INSTRUCTIONS FOR THE TASK >>
Type out the material below exactly.

PROVIDED MATERIAL >>

══════════════════════════════

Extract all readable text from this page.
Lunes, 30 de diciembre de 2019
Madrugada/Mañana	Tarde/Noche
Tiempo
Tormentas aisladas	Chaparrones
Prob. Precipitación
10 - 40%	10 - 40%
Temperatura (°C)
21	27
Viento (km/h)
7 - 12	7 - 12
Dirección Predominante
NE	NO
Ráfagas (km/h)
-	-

══════════════════════════════

SOLUTION FOR THIS EXERCISE >>
Extract all readable text from this page.
Lunes, 30 de diciembre de 2019
Madrugada/Mañana	Tarde/Noche
Tiempo
Tormentas aisladas	Chaparrones
Prob. Precipitación
10 - 40%	10 - 40%
Temperatura (°C)
21	27
Viento (km/h)
7 - 12	7 - 12
Dirección Predominante
NE	NO
Ráfagas (km/h)
-	-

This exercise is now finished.